:: Job ::
Leaving out the pictures, transcribe all of the records faithfully.

:: Dataset records ::
-- START --
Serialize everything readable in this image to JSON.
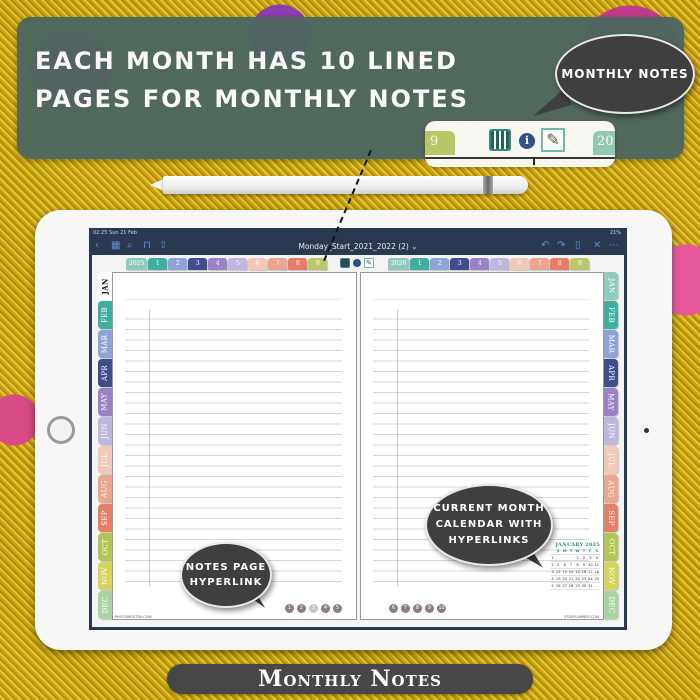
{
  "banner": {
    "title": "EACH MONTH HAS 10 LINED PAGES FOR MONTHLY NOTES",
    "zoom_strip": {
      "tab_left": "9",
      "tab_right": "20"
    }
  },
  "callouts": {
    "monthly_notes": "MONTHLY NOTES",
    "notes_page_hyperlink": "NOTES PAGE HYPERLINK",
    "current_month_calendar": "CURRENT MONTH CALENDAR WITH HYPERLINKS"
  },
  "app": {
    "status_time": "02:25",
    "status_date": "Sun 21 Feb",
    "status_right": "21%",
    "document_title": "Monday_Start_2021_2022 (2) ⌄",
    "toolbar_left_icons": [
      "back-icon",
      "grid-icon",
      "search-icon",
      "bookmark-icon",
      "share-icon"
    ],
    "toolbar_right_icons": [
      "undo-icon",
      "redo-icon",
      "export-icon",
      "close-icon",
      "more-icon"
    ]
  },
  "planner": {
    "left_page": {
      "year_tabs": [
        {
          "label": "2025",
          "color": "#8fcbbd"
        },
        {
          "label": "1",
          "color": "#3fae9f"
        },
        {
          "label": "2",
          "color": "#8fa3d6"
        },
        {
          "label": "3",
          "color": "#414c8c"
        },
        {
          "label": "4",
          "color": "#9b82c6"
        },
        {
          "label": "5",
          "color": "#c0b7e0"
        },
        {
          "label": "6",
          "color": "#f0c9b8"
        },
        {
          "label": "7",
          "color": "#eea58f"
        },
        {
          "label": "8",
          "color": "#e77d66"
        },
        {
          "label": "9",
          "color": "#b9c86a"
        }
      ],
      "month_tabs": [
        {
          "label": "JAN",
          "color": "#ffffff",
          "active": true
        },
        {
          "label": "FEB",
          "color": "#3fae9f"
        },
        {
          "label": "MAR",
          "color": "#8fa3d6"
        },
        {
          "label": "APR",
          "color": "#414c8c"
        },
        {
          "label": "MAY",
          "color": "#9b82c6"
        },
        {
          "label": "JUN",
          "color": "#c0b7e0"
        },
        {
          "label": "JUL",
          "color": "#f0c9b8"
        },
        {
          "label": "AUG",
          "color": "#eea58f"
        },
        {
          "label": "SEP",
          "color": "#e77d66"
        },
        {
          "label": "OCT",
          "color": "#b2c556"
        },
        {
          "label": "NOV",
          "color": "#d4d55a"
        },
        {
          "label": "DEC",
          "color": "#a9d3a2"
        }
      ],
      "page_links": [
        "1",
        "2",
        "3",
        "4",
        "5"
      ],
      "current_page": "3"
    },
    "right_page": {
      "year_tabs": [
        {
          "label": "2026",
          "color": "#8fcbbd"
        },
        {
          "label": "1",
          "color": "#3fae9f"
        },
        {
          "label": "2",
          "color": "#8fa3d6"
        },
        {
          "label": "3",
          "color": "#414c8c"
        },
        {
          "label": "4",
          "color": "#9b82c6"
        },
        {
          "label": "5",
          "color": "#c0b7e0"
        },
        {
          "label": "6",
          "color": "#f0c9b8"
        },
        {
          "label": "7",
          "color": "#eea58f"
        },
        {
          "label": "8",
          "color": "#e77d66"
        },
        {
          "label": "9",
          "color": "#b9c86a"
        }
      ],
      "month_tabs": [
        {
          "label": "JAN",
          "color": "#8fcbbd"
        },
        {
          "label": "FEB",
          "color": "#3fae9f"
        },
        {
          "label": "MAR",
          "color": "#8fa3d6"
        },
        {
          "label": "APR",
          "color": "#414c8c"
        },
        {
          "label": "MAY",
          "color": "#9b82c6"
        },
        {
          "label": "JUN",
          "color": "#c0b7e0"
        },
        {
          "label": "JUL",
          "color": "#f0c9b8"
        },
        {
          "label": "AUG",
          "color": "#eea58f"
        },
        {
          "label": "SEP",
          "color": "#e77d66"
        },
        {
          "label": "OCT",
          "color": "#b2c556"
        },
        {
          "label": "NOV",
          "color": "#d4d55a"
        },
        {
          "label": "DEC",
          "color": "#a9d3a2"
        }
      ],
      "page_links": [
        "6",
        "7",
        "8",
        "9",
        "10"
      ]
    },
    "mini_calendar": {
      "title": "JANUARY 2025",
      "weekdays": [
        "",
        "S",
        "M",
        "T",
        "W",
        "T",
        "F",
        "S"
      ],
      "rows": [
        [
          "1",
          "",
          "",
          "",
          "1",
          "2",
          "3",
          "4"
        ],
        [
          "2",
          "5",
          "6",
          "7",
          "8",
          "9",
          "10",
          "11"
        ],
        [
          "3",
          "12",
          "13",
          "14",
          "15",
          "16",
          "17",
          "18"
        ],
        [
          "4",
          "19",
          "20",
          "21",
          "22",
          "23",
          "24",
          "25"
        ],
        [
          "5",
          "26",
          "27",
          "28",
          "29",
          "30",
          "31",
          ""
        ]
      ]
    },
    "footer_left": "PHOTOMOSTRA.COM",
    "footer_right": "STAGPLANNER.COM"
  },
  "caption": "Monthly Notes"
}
-- END --
:: Result for this task ::
Serialize everything readable in this image to JSON.
{
  "banner": {
    "title": "EACH MONTH HAS 10 LINED PAGES FOR MONTHLY NOTES",
    "zoom_strip": {
      "tab_left": "9",
      "tab_right": "20"
    }
  },
  "callouts": {
    "monthly_notes": "MONTHLY NOTES",
    "notes_page_hyperlink": "NOTES PAGE HYPERLINK",
    "current_month_calendar": "CURRENT MONTH CALENDAR WITH HYPERLINKS"
  },
  "app": {
    "status_time": "02:25",
    "status_date": "Sun 21 Feb",
    "status_right": "21%",
    "document_title": "Monday_Start_2021_2022 (2) ⌄",
    "toolbar_left_icons": [
      "back-icon",
      "grid-icon",
      "search-icon",
      "bookmark-icon",
      "share-icon"
    ],
    "toolbar_right_icons": [
      "undo-icon",
      "redo-icon",
      "export-icon",
      "close-icon",
      "more-icon"
    ]
  },
  "planner": {
    "left_page": {
      "year_tabs": [
        {
          "label": "2025",
          "color": "#8fcbbd"
        },
        {
          "label": "1",
          "color": "#3fae9f"
        },
        {
          "label": "2",
          "color": "#8fa3d6"
        },
        {
          "label": "3",
          "color": "#414c8c"
        },
        {
          "label": "4",
          "color": "#9b82c6"
        },
        {
          "label": "5",
          "color": "#c0b7e0"
        },
        {
          "label": "6",
          "color": "#f0c9b8"
        },
        {
          "label": "7",
          "color": "#eea58f"
        },
        {
          "label": "8",
          "color": "#e77d66"
        },
        {
          "label": "9",
          "color": "#b9c86a"
        }
      ],
      "month_tabs": [
        {
          "label": "JAN",
          "color": "#ffffff",
          "active": true
        },
        {
          "label": "FEB",
          "color": "#3fae9f"
        },
        {
          "label": "MAR",
          "color": "#8fa3d6"
        },
        {
          "label": "APR",
          "color": "#414c8c"
        },
        {
          "label": "MAY",
          "color": "#9b82c6"
        },
        {
          "label": "JUN",
          "color": "#c0b7e0"
        },
        {
          "label": "JUL",
          "color": "#f0c9b8"
        },
        {
          "label": "AUG",
          "color": "#eea58f"
        },
        {
          "label": "SEP",
          "color": "#e77d66"
        },
        {
          "label": "OCT",
          "color": "#b2c556"
        },
        {
          "label": "NOV",
          "color": "#d4d55a"
        },
        {
          "label": "DEC",
          "color": "#a9d3a2"
        }
      ],
      "page_links": [
        "1",
        "2",
        "3",
        "4",
        "5"
      ],
      "current_page": "3"
    },
    "right_page": {
      "year_tabs": [
        {
          "label": "2026",
          "color": "#8fcbbd"
        },
        {
          "label": "1",
          "color": "#3fae9f"
        },
        {
          "label": "2",
          "color": "#8fa3d6"
        },
        {
          "label": "3",
          "color": "#414c8c"
        },
        {
          "label": "4",
          "color": "#9b82c6"
        },
        {
          "label": "5",
          "color": "#c0b7e0"
        },
        {
          "label": "6",
          "color": "#f0c9b8"
        },
        {
          "label": "7",
          "color": "#eea58f"
        },
        {
          "label": "8",
          "color": "#e77d66"
        },
        {
          "label": "9",
          "color": "#b9c86a"
        }
      ],
      "month_tabs": [
        {
          "label": "JAN",
          "color": "#8fcbbd"
        },
        {
          "label": "FEB",
          "color": "#3fae9f"
        },
        {
          "label": "MAR",
          "color": "#8fa3d6"
        },
        {
          "label": "APR",
          "color": "#414c8c"
        },
        {
          "label": "MAY",
          "color": "#9b82c6"
        },
        {
          "label": "JUN",
          "color": "#c0b7e0"
        },
        {
          "label": "JUL",
          "color": "#f0c9b8"
        },
        {
          "label": "AUG",
          "color": "#eea58f"
        },
        {
          "label": "SEP",
          "color": "#e77d66"
        },
        {
          "label": "OCT",
          "color": "#b2c556"
        },
        {
          "label": "NOV",
          "color": "#d4d55a"
        },
        {
          "label": "DEC",
          "color": "#a9d3a2"
        }
      ],
      "page_links": [
        "6",
        "7",
        "8",
        "9",
        "10"
      ]
    },
    "mini_calendar": {
      "title": "JANUARY 2025",
      "weekdays": [
        "",
        "S",
        "M",
        "T",
        "W",
        "T",
        "F",
        "S"
      ],
      "rows": [
        [
          "1",
          "",
          "",
          "",
          "1",
          "2",
          "3",
          "4"
        ],
        [
          "2",
          "5",
          "6",
          "7",
          "8",
          "9",
          "10",
          "11"
        ],
        [
          "3",
          "12",
          "13",
          "14",
          "15",
          "16",
          "17",
          "18"
        ],
        [
          "4",
          "19",
          "20",
          "21",
          "22",
          "23",
          "24",
          "25"
        ],
        [
          "5",
          "26",
          "27",
          "28",
          "29",
          "30",
          "31",
          ""
        ]
      ]
    },
    "footer_left": "PHOTOMOSTRA.COM",
    "footer_right": "STAGPLANNER.COM"
  },
  "caption": "Monthly Notes"
}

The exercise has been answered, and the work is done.